### Set problem
Give the data a second time, exactly and in full.

(Extracted data entries)
══════

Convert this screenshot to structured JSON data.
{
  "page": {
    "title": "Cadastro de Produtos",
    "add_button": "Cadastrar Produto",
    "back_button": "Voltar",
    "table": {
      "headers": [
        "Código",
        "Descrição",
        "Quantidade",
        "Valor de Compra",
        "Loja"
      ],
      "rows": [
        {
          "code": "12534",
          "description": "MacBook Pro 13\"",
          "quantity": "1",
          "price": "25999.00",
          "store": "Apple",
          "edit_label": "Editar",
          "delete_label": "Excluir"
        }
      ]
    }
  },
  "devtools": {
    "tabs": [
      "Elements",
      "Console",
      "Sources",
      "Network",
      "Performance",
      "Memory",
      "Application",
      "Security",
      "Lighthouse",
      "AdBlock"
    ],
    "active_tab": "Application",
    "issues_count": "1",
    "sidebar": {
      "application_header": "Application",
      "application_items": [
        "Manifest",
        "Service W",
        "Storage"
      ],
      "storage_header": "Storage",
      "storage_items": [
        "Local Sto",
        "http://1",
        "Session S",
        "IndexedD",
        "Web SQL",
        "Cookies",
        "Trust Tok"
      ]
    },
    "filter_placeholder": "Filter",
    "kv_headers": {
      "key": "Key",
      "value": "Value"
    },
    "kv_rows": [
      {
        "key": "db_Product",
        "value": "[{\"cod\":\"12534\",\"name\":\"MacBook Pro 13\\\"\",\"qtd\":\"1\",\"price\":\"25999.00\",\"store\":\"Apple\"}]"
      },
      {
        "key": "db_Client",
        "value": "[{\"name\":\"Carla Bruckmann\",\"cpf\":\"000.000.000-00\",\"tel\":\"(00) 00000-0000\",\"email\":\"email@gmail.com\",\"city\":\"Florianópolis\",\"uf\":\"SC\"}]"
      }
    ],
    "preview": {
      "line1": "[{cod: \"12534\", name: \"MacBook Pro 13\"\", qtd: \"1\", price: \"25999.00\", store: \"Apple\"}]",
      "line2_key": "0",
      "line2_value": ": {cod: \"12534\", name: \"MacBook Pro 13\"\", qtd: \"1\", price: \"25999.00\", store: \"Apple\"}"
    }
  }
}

══════

### Response to the task
Convert this screenshot to structured JSON data.
{
  "page": {
    "title": "Cadastro de Produtos",
    "add_button": "Cadastrar Produto",
    "back_button": "Voltar",
    "table": {
      "headers": [
        "Código",
        "Descrição",
        "Quantidade",
        "Valor de Compra",
        "Loja"
      ],
      "rows": [
        {
          "code": "12534",
          "description": "MacBook Pro 13\"",
          "quantity": "1",
          "price": "25999.00",
          "store": "Apple",
          "edit_label": "Editar",
          "delete_label": "Excluir"
        }
      ]
    }
  },
  "devtools": {
    "tabs": [
      "Elements",
      "Console",
      "Sources",
      "Network",
      "Performance",
      "Memory",
      "Application",
      "Security",
      "Lighthouse",
      "AdBlock"
    ],
    "active_tab": "Application",
    "issues_count": "1",
    "sidebar": {
      "application_header": "Application",
      "application_items": [
        "Manifest",
        "Service W",
        "Storage"
      ],
      "storage_header": "Storage",
      "storage_items": [
        "Local Sto",
        "http://1",
        "Session S",
        "IndexedD",
        "Web SQL",
        "Cookies",
        "Trust Tok"
      ]
    },
    "filter_placeholder": "Filter",
    "kv_headers": {
      "key": "Key",
      "value": "Value"
    },
    "kv_rows": [
      {
        "key": "db_Product",
        "value": "[{\"cod\":\"12534\",\"name\":\"MacBook Pro 13\\\"\",\"qtd\":\"1\",\"price\":\"25999.00\",\"store\":\"Apple\"}]"
      },
      {
        "key": "db_Client",
        "value": "[{\"name\":\"Carla Bruckmann\",\"cpf\":\"000.000.000-00\",\"tel\":\"(00) 00000-0000\",\"email\":\"email@gmail.com\",\"city\":\"Florianópolis\",\"uf\":\"SC\"}]"
      }
    ],
    "preview": {
      "line1": "[{cod: \"12534\", name: \"MacBook Pro 13\"\", qtd: \"1\", price: \"25999.00\", store: \"Apple\"}]",
      "line2_key": "0",
      "line2_value": ": {cod: \"12534\", name: \"MacBook Pro 13\"\", qtd: \"1\", price: \"25999.00\", store: \"Apple\"}"
    }
  }
}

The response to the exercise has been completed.